WHAT NEEDS TO BE DONE >> Pictures stay out of the copy; set down each line of the listing below exactly.

DATA FOR THIS EXERCISE >>
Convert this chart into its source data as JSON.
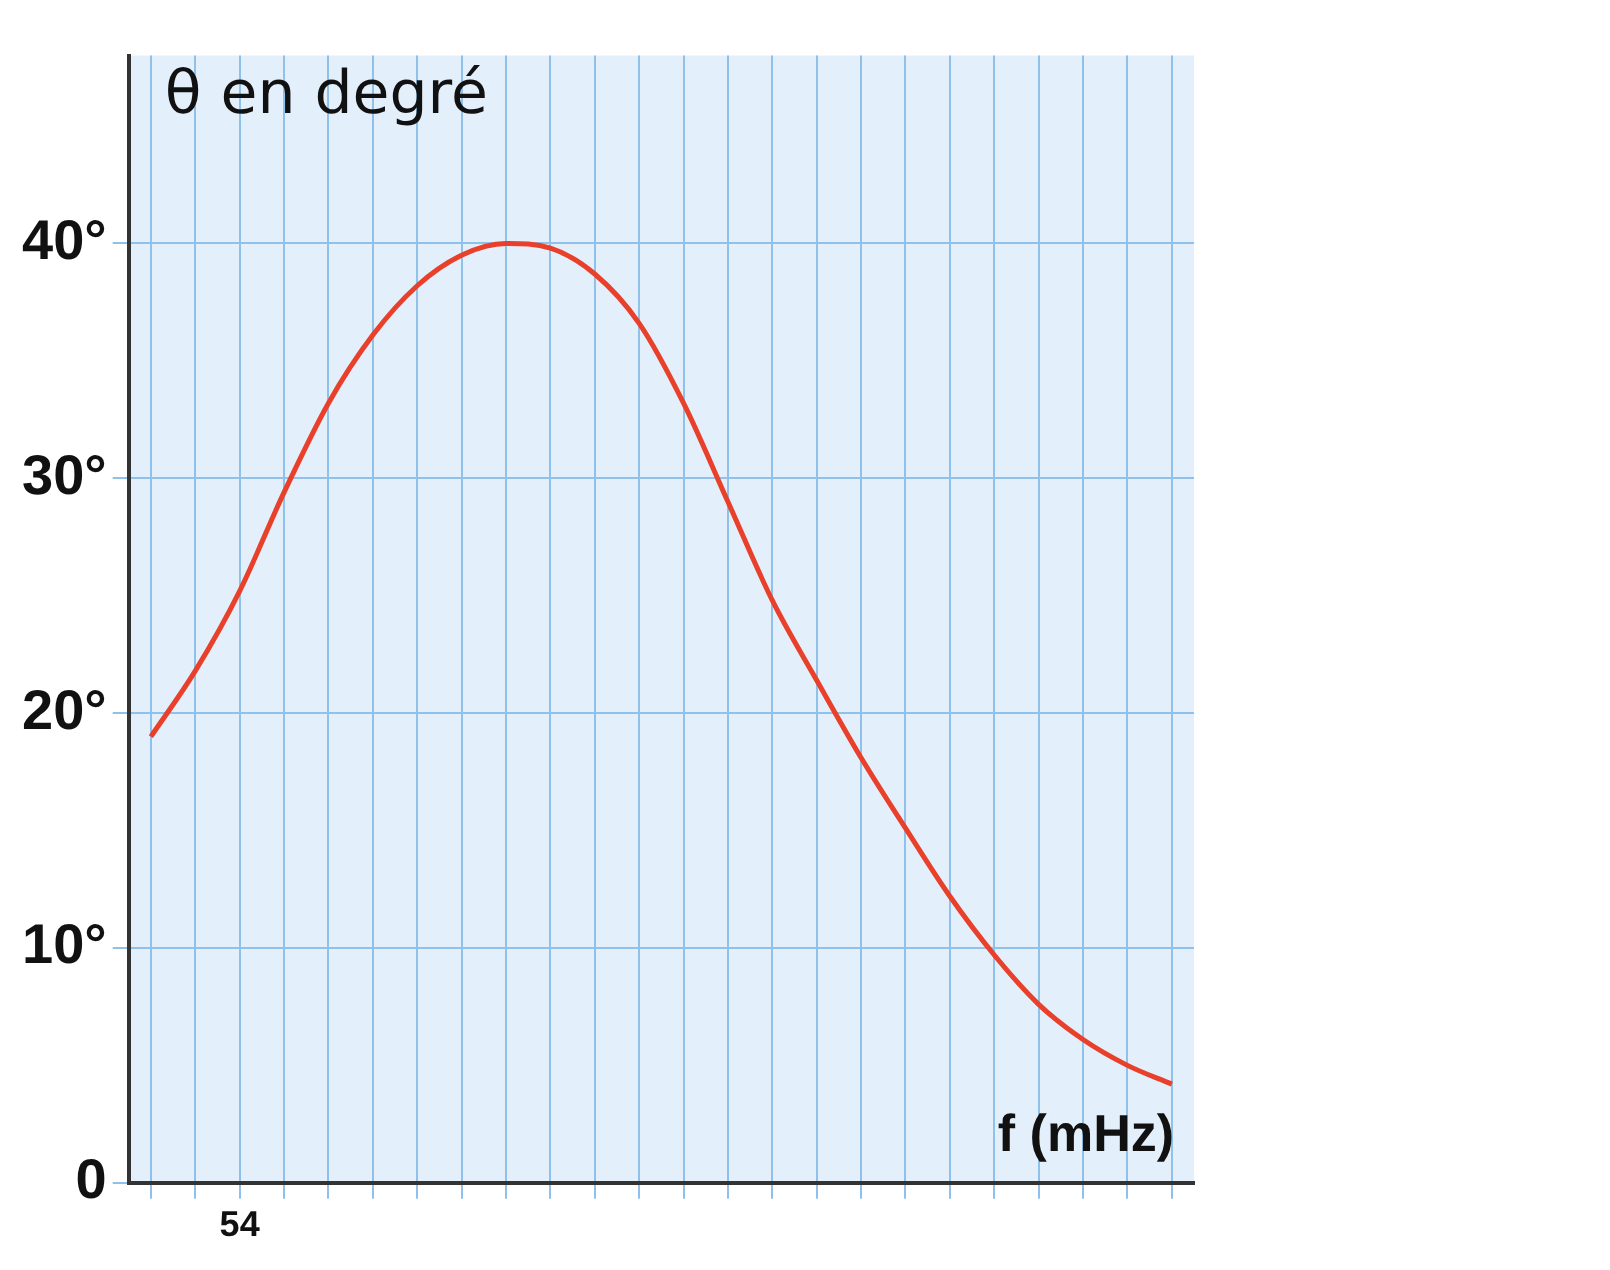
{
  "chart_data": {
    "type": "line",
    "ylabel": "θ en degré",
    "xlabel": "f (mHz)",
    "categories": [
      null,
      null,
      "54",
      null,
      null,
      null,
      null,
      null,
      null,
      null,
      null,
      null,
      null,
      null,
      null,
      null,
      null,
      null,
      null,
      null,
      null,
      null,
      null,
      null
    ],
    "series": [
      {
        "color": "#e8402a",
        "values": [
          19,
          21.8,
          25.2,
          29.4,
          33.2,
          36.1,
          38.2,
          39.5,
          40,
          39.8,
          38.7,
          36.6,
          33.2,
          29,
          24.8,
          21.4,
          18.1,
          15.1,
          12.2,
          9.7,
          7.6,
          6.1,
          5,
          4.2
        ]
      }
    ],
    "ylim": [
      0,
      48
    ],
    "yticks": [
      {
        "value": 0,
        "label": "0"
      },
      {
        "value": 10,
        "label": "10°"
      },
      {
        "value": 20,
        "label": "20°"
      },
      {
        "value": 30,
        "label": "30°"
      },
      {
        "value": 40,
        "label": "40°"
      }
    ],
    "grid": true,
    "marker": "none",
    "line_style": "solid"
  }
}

EXPECTED ANSWER >>
Convert this chart into its source data as JSON.
{
  "chart_data": {
    "type": "line",
    "ylabel": "θ en degré",
    "xlabel": "f (mHz)",
    "categories": [
      null,
      null,
      "54",
      null,
      null,
      null,
      null,
      null,
      null,
      null,
      null,
      null,
      null,
      null,
      null,
      null,
      null,
      null,
      null,
      null,
      null,
      null,
      null,
      null
    ],
    "series": [
      {
        "color": "#e8402a",
        "values": [
          19,
          21.8,
          25.2,
          29.4,
          33.2,
          36.1,
          38.2,
          39.5,
          40,
          39.8,
          38.7,
          36.6,
          33.2,
          29,
          24.8,
          21.4,
          18.1,
          15.1,
          12.2,
          9.7,
          7.6,
          6.1,
          5,
          4.2
        ]
      }
    ],
    "ylim": [
      0,
      48
    ],
    "yticks": [
      {
        "value": 0,
        "label": "0"
      },
      {
        "value": 10,
        "label": "10°"
      },
      {
        "value": 20,
        "label": "20°"
      },
      {
        "value": 30,
        "label": "30°"
      },
      {
        "value": 40,
        "label": "40°"
      }
    ],
    "grid": true,
    "marker": "none",
    "line_style": "solid"
  }
}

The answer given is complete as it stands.